'''
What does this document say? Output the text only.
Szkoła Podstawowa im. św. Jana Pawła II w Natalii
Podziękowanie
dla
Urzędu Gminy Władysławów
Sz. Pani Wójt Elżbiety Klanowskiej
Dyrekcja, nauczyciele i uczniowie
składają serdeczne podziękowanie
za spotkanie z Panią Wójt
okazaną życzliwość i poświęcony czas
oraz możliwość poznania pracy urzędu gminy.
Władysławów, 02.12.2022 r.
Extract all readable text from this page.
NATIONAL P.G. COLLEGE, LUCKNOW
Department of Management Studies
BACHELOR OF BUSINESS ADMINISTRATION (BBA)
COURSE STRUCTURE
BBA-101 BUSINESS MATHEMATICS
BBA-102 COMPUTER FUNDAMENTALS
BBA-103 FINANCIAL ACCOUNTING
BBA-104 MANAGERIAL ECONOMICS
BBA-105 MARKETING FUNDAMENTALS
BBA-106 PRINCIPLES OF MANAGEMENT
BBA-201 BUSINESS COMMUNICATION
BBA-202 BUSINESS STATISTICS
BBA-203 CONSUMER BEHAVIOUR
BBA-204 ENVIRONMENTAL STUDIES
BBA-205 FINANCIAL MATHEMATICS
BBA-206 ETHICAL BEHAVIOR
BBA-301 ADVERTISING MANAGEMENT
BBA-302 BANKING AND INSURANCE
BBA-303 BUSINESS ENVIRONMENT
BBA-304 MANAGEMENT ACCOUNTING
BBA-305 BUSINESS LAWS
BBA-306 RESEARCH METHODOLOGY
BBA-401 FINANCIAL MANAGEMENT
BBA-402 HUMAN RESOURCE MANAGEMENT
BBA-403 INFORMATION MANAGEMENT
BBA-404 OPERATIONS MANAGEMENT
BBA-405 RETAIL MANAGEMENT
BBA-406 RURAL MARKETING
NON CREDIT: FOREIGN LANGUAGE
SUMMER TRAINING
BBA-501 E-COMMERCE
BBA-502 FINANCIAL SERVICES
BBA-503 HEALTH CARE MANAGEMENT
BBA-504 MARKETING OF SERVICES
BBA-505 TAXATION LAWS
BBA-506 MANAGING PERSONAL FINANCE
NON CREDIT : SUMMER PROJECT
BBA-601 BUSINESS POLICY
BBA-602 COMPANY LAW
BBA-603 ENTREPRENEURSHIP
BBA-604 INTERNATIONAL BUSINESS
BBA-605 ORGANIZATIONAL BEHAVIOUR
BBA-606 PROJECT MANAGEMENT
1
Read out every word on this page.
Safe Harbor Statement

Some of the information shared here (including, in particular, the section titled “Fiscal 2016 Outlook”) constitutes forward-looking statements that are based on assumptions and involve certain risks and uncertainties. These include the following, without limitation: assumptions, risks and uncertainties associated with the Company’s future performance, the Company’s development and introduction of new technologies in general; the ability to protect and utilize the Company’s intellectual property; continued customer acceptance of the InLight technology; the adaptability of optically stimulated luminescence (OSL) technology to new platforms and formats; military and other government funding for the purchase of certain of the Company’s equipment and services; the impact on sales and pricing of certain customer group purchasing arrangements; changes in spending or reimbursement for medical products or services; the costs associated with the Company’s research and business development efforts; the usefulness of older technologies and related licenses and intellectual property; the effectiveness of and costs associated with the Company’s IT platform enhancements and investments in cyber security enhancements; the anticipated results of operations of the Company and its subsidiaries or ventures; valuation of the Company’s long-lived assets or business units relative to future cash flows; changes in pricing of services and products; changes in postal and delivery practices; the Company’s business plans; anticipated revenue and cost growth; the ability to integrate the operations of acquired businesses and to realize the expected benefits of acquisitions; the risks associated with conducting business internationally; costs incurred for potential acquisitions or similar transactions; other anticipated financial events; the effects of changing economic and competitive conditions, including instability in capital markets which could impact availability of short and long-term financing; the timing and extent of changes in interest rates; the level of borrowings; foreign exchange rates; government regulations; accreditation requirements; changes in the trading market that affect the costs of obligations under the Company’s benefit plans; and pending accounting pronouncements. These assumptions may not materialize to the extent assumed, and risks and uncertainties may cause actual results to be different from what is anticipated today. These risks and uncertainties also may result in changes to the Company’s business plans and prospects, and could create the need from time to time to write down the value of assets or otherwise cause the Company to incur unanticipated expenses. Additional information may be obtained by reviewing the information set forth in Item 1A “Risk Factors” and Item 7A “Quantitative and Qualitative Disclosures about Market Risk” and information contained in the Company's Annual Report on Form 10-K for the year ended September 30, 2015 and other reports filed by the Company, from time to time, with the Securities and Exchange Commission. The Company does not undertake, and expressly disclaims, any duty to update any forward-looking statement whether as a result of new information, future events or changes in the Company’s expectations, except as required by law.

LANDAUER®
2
'''
■ STATED EXERCISE ■
Pick out the lines containing the word "PROJECT" and show them.

■ WRITTEN REPLY ■
NON CREDIT : SUMMER PROJECT
BBA-606 PROJECT MANAGEMENT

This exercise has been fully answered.